** BEGIN Extracted records **

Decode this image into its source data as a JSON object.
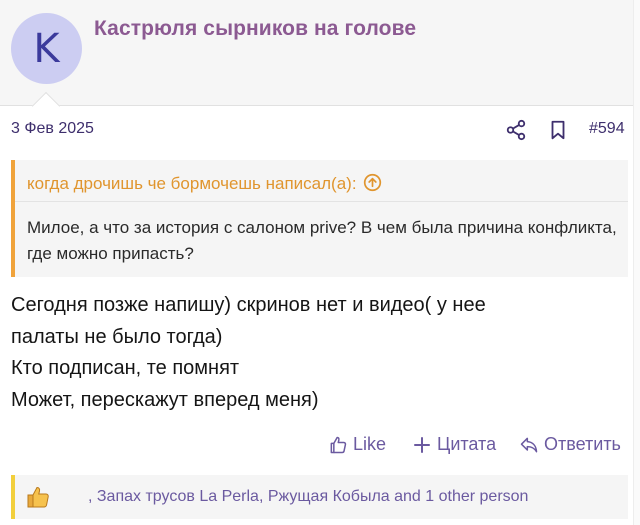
{
  "user": {
    "avatar_letter": "K",
    "username": "Кастрюля сырников на голове"
  },
  "post": {
    "date": "3 Фев 2025",
    "number": "#594",
    "icons": [
      "share-icon",
      "bookmark-icon"
    ]
  },
  "quote": {
    "author_line": "когда дрочишь че бормочешь написал(а):",
    "text": "Милое, а что за история с салоном prive? В чем была причина конфликта, где можно припасть?"
  },
  "message": {
    "lines": [
      "Сегодня позже напишу) скринов нет и видео( у нее",
      "палаты не было тогда)",
      "Кто подписан, те помнят",
      "Может, перескажут вперед меня)"
    ]
  },
  "actions": {
    "like_label": "Like",
    "quote_label": "Цитата",
    "reply_label": "Ответить"
  },
  "reactions": {
    "icon": "thumbs-up-icon",
    "text": ", Запах трусов La Perla, Ржущая Кобыла and 1 other person"
  },
  "colors": {
    "username": "#8c5a92",
    "quote_accent": "#f0a33b",
    "reaction_accent": "#f2cf3c",
    "link": "#6b5aa0",
    "avatar_bg": "#cccdf2"
  }
}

** END Extracted records **

### [What is expected]
Retype the whole listing, keeping every line identical and omitting all pictures.

### [Solution to this task]
Decode this image into its source data as a JSON object.
{
  "user": {
    "avatar_letter": "K",
    "username": "Кастрюля сырников на голове"
  },
  "post": {
    "date": "3 Фев 2025",
    "number": "#594",
    "icons": [
      "share-icon",
      "bookmark-icon"
    ]
  },
  "quote": {
    "author_line": "когда дрочишь че бормочешь написал(а):",
    "text": "Милое, а что за история с салоном prive? В чем была причина конфликта, где можно припасть?"
  },
  "message": {
    "lines": [
      "Сегодня позже напишу) скринов нет и видео( у нее",
      "палаты не было тогда)",
      "Кто подписан, те помнят",
      "Может, перескажут вперед меня)"
    ]
  },
  "actions": {
    "like_label": "Like",
    "quote_label": "Цитата",
    "reply_label": "Ответить"
  },
  "reactions": {
    "icon": "thumbs-up-icon",
    "text": ", Запах трусов La Perla, Ржущая Кобыла and 1 other person"
  },
  "colors": {
    "username": "#8c5a92",
    "quote_accent": "#f0a33b",
    "reaction_accent": "#f2cf3c",
    "link": "#6b5aa0",
    "avatar_bg": "#cccdf2"
  }
}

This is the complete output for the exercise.